> [EXERCISE PROMPT] A verbatim copy of the records is required, with all pictures left out.

** Start DATA FOR PROCESSING **

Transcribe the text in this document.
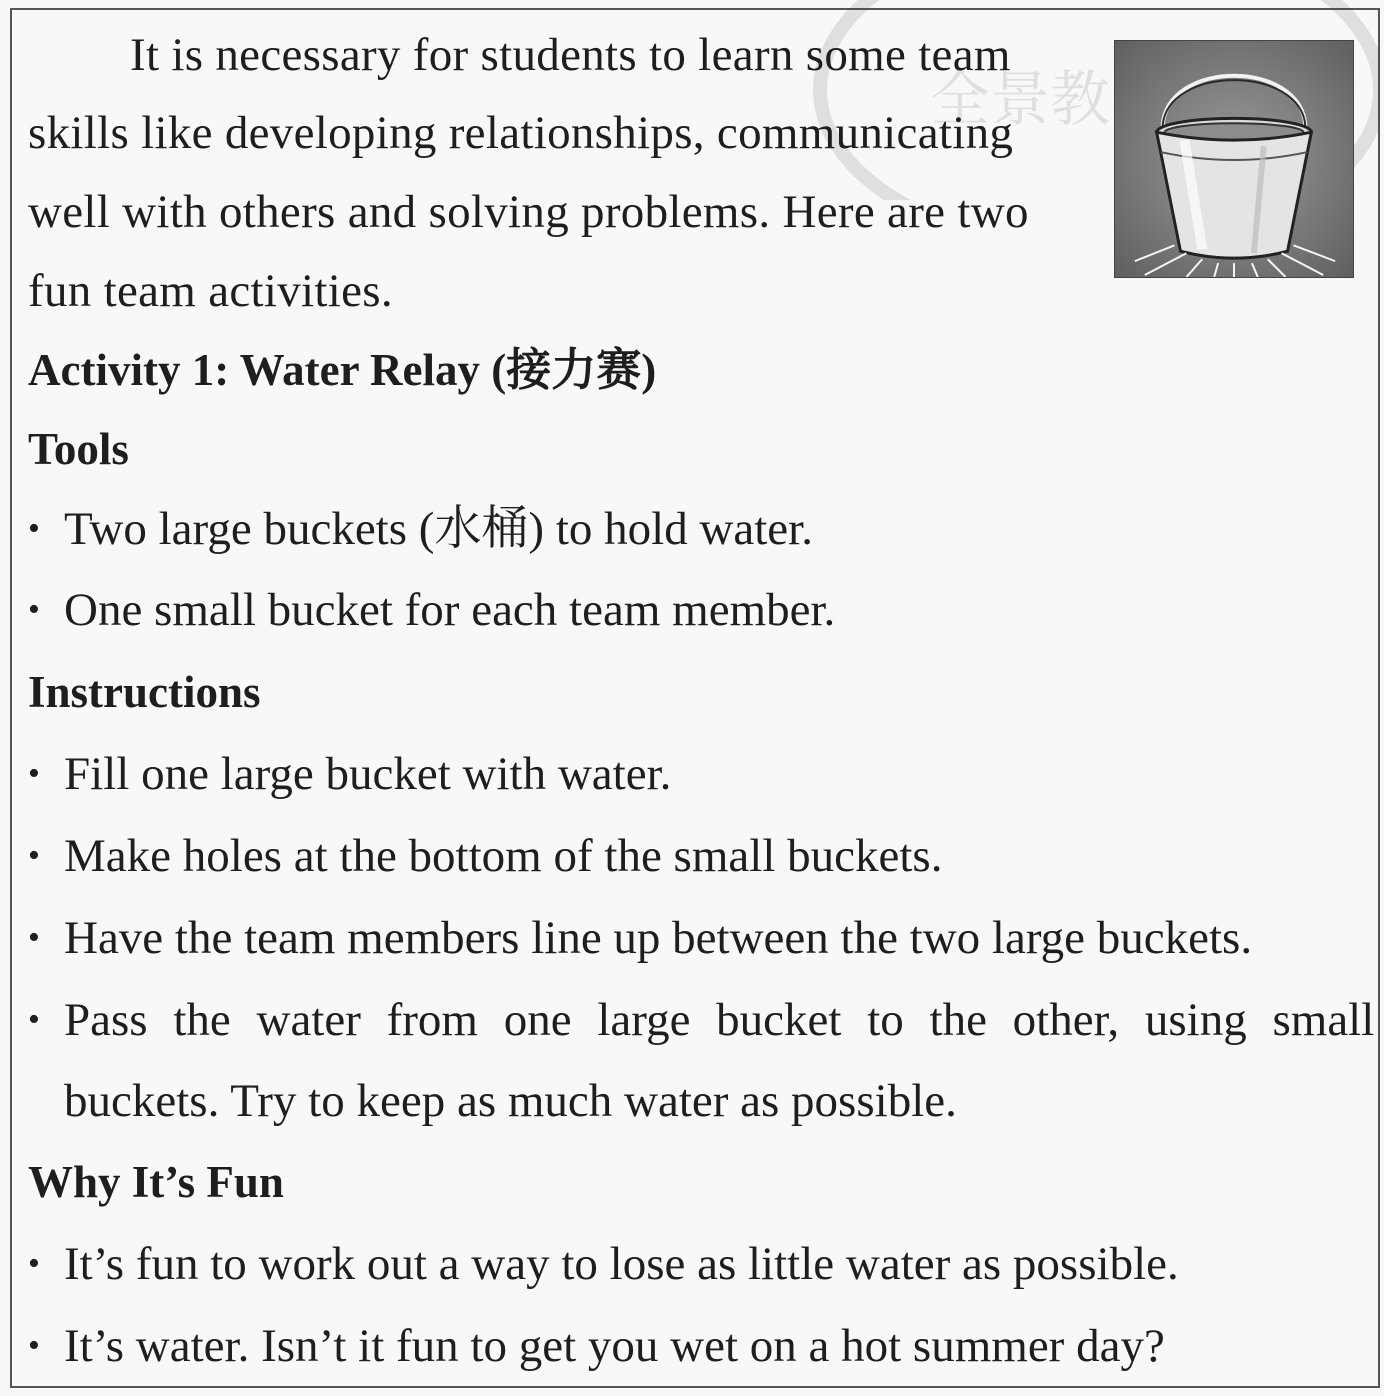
全景教育
It is necessary for students to learn some team
skills like developing relationships, communicating
well with others and solving problems. Here are two
fun team activities.
Activity 1: Water Relay (接力赛)
Tools
• Two large buckets (水桶) to hold water.
• One small bucket for each team member.
Instructions
• Fill one large bucket with water.
• Make holes at the bottom of the small buckets.
• Have the team members line up between the two large buckets.
• Pass the water from one large bucket to the other, using small
buckets. Try to keep as much water as possible.
Why It’s Fun
• It’s fun to work out a way to lose as little water as possible.
• It’s water. Isn’t it fun to get you wet on a hot summer day?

** End DATA FOR PROCESSING **

> [REPLY]
Transcribe the text in this document.
全景教育
It is necessary for students to learn some team
skills like developing relationships, communicating
well with others and solving problems. Here are two
fun team activities.
Activity 1: Water Relay (接力赛)
Tools
• Two large buckets (水桶) to hold water.
• One small bucket for each team member.
Instructions
• Fill one large bucket with water.
• Make holes at the bottom of the small buckets.
• Have the team members line up between the two large buckets.
• Pass the water from one large bucket to the other, using small
buckets. Try to keep as much water as possible.
Why It’s Fun
• It’s fun to work out a way to lose as little water as possible.
• It’s water. Isn’t it fun to get you wet on a hot summer day?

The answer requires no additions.